===== Data records
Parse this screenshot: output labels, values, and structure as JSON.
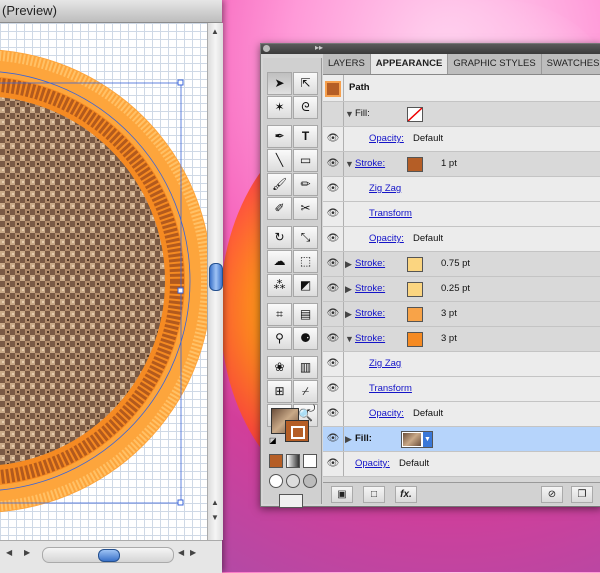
{
  "document": {
    "title": "(Preview)"
  },
  "panel": {
    "tabs": [
      {
        "label": "LAYERS"
      },
      {
        "label": "APPEARANCE"
      },
      {
        "label": "GRAPHIC STYLES"
      },
      {
        "label": "SWATCHES"
      }
    ],
    "path_label": "Path",
    "rows": [
      {
        "label": "Fill:",
        "kind": "fill-none"
      },
      {
        "label": "Opacity:",
        "value": "Default"
      },
      {
        "label": "Stroke:",
        "value": "1 pt",
        "color": "#b55e26"
      },
      {
        "label": "Zig Zag"
      },
      {
        "label": "Transform"
      },
      {
        "label": "Opacity:",
        "value": "Default"
      },
      {
        "label": "Stroke:",
        "value": "0.75 pt",
        "color": "#fbd580"
      },
      {
        "label": "Stroke:",
        "value": "0.25 pt",
        "color": "#fbd580"
      },
      {
        "label": "Stroke:",
        "value": "3 pt",
        "color": "#f8a348"
      },
      {
        "label": "Stroke:",
        "value": "3 pt",
        "color": "#f58a22"
      },
      {
        "label": "Zig Zag"
      },
      {
        "label": "Transform"
      },
      {
        "label": "Opacity:",
        "value": "Default"
      },
      {
        "label": "Fill:",
        "kind": "pattern"
      },
      {
        "label": "Opacity:",
        "value": "Default"
      }
    ],
    "fx_label": "fx."
  }
}
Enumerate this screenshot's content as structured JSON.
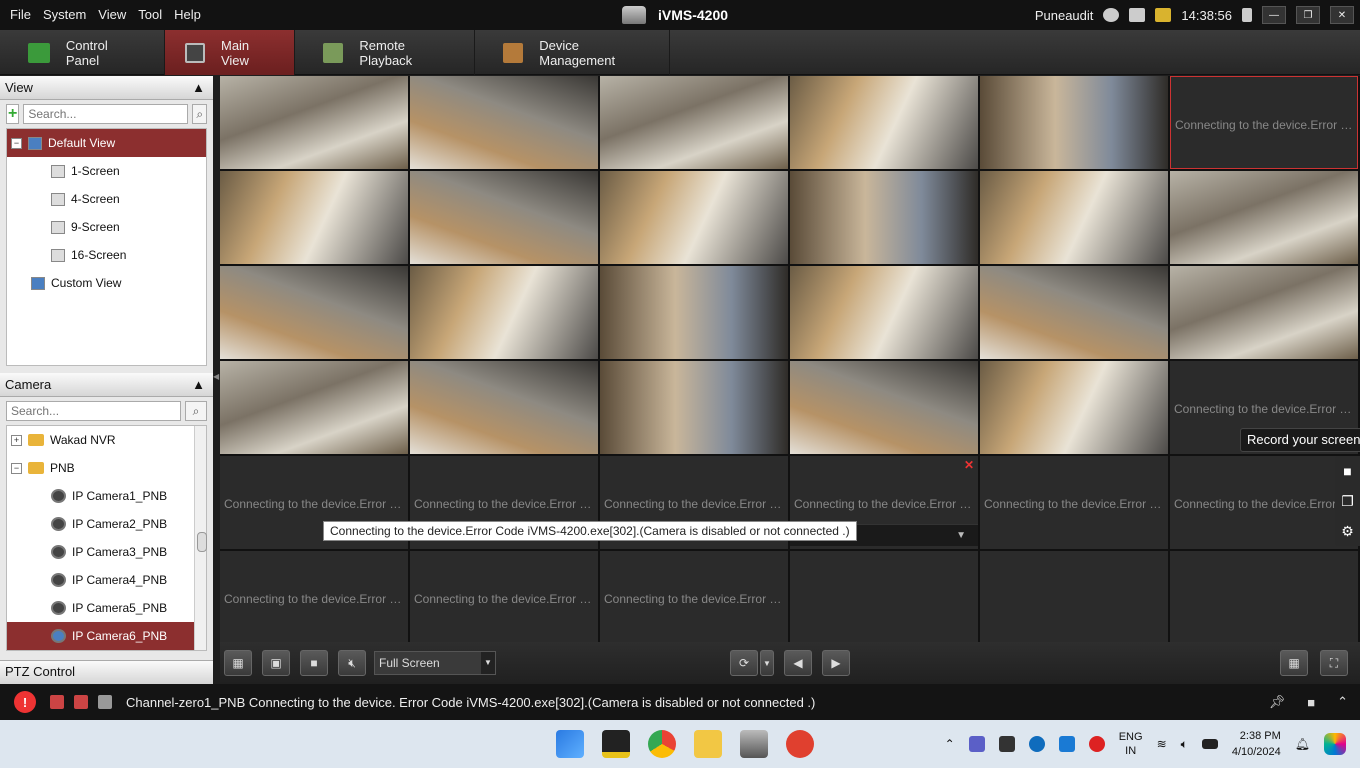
==========
(Task to carry out): Copy each line from the data above that includes "JSON".

(Final result):
Parse this screenshot: output labels, values, and structure as JSON.
Enumerate this screenshot's content as structured JSON.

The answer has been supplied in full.